→ **Exercise brief**:
Beginning with the line that holds "Output a JSON", set down each line of the data below through the very last, exactly as given, and nothing beyond that.
>> begin Provided data
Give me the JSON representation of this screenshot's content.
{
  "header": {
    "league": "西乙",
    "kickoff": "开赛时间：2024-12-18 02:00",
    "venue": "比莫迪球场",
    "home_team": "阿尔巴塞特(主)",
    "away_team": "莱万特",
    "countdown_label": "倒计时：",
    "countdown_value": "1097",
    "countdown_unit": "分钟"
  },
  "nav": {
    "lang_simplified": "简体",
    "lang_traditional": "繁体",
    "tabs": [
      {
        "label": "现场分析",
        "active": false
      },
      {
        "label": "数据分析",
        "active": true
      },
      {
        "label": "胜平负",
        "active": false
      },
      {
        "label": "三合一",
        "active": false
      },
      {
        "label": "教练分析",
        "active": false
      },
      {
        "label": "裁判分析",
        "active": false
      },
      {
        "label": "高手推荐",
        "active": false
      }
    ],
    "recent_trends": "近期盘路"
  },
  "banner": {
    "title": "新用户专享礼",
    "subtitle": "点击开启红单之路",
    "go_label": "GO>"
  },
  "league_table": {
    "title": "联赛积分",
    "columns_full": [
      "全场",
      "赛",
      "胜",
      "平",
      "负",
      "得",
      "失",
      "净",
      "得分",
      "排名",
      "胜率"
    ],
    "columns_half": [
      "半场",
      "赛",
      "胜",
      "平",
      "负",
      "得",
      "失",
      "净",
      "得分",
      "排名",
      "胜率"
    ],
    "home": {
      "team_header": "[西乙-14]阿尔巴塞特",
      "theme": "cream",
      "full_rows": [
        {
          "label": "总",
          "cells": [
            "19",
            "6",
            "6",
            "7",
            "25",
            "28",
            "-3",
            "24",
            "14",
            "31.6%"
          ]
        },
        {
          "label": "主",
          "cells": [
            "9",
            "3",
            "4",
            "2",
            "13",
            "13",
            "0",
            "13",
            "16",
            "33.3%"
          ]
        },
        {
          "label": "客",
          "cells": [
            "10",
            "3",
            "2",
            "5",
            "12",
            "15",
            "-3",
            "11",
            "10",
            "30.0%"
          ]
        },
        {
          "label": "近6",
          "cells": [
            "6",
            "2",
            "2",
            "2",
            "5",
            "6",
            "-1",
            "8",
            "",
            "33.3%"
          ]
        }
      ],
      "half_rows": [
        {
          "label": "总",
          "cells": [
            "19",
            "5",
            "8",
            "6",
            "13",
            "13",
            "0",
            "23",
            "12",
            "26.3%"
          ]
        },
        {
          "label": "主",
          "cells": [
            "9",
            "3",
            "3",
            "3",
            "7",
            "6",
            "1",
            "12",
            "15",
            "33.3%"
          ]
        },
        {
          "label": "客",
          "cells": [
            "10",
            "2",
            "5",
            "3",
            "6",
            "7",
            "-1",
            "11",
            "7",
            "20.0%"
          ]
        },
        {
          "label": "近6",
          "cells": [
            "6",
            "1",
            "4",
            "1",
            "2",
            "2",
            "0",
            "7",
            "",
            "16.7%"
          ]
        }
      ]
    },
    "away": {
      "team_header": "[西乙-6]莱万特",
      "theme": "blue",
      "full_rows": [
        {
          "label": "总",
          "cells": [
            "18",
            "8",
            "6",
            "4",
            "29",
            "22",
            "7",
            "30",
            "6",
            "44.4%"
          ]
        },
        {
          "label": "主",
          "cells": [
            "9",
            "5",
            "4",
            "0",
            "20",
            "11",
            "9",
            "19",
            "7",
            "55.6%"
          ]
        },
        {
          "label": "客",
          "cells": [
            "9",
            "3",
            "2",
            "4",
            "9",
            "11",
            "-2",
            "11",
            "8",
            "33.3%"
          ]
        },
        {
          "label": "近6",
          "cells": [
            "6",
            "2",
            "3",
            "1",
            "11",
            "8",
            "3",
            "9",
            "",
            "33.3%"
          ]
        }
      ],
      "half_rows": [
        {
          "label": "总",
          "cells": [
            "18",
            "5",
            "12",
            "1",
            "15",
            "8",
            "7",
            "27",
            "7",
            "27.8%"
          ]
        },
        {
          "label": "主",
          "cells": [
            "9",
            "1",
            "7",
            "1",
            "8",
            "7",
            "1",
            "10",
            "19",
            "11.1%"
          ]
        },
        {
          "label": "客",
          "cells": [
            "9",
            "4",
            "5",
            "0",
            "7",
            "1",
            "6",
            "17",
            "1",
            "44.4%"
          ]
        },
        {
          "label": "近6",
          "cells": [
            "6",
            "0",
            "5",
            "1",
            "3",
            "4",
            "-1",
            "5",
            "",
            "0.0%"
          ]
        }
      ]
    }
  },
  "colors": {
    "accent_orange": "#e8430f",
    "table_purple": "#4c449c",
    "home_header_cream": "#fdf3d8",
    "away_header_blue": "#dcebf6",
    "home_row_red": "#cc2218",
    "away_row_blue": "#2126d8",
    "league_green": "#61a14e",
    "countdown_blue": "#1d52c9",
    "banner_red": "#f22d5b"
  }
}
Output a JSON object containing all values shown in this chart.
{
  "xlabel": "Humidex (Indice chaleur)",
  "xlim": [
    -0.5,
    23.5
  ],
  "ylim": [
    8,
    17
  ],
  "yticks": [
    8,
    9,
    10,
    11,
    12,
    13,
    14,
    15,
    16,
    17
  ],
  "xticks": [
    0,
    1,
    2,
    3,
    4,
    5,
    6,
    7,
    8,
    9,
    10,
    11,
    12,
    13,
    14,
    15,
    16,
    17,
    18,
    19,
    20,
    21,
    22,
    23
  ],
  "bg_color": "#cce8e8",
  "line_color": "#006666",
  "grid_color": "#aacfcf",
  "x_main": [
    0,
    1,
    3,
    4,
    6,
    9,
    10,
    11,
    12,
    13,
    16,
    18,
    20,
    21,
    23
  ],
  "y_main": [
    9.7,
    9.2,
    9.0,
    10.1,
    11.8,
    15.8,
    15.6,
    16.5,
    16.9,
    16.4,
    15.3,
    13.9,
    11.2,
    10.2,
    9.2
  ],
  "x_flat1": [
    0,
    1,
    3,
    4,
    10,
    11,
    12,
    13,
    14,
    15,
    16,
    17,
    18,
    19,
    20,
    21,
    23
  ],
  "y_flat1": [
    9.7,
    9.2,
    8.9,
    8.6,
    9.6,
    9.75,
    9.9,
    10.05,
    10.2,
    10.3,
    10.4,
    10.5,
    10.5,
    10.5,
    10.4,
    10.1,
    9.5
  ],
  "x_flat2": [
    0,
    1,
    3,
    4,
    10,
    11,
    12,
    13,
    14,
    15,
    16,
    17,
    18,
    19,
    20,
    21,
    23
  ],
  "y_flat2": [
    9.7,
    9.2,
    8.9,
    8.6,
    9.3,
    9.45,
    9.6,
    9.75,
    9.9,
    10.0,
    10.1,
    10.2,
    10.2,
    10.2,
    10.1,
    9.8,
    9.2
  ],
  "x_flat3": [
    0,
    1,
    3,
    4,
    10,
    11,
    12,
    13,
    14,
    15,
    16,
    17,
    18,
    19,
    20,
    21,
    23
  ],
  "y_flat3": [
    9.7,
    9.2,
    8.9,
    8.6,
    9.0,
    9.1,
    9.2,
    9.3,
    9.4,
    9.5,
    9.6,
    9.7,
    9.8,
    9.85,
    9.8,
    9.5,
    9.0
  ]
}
>> end Provided data
→ **Exercise result**:
Output a JSON object containing all values shown in this chart.
{
  "xlabel": "Humidex (Indice chaleur)",
  "xlim": [
    -0.5,
    23.5
  ],
  "ylim": [
    8,
    17
  ],
  "yticks": [
    8,
    9,
    10,
    11,
    12,
    13,
    14,
    15,
    16,
    17
  ],
  "xticks": [
    0,
    1,
    2,
    3,
    4,
    5,
    6,
    7,
    8,
    9,
    10,
    11,
    12,
    13,
    14,
    15,
    16,
    17,
    18,
    19,
    20,
    21,
    22,
    23
  ],
  "bg_color": "#cce8e8",
  "line_color": "#006666",
  "grid_color": "#aacfcf",
  "x_main": [
    0,
    1,
    3,
    4,
    6,
    9,
    10,
    11,
    12,
    13,
    16,
    18,
    20,
    21,
    23
  ],
  "y_main": [
    9.7,
    9.2,
    9.0,
    10.1,
    11.8,
    15.8,
    15.6,
    16.5,
    16.9,
    16.4,
    15.3,
    13.9,
    11.2,
    10.2,
    9.2
  ],
  "x_flat1": [
    0,
    1,
    3,
    4,
    10,
    11,
    12,
    13,
    14,
    15,
    16,
    17,
    18,
    19,
    20,
    21,
    23
  ],
  "y_flat1": [
    9.7,
    9.2,
    8.9,
    8.6,
    9.6,
    9.75,
    9.9,
    10.05,
    10.2,
    10.3,
    10.4,
    10.5,
    10.5,
    10.5,
    10.4,
    10.1,
    9.5
  ],
  "x_flat2": [
    0,
    1,
    3,
    4,
    10,
    11,
    12,
    13,
    14,
    15,
    16,
    17,
    18,
    19,
    20,
    21,
    23
  ],
  "y_flat2": [
    9.7,
    9.2,
    8.9,
    8.6,
    9.3,
    9.45,
    9.6,
    9.75,
    9.9,
    10.0,
    10.1,
    10.2,
    10.2,
    10.2,
    10.1,
    9.8,
    9.2
  ],
  "x_flat3": [
    0,
    1,
    3,
    4,
    10,
    11,
    12,
    13,
    14,
    15,
    16,
    17,
    18,
    19,
    20,
    21,
    23
  ],
  "y_flat3": [
    9.7,
    9.2,
    8.9,
    8.6,
    9.0,
    9.1,
    9.2,
    9.3,
    9.4,
    9.5,
    9.6,
    9.7,
    9.8,
    9.85,
    9.8,
    9.5,
    9.0
  ]
}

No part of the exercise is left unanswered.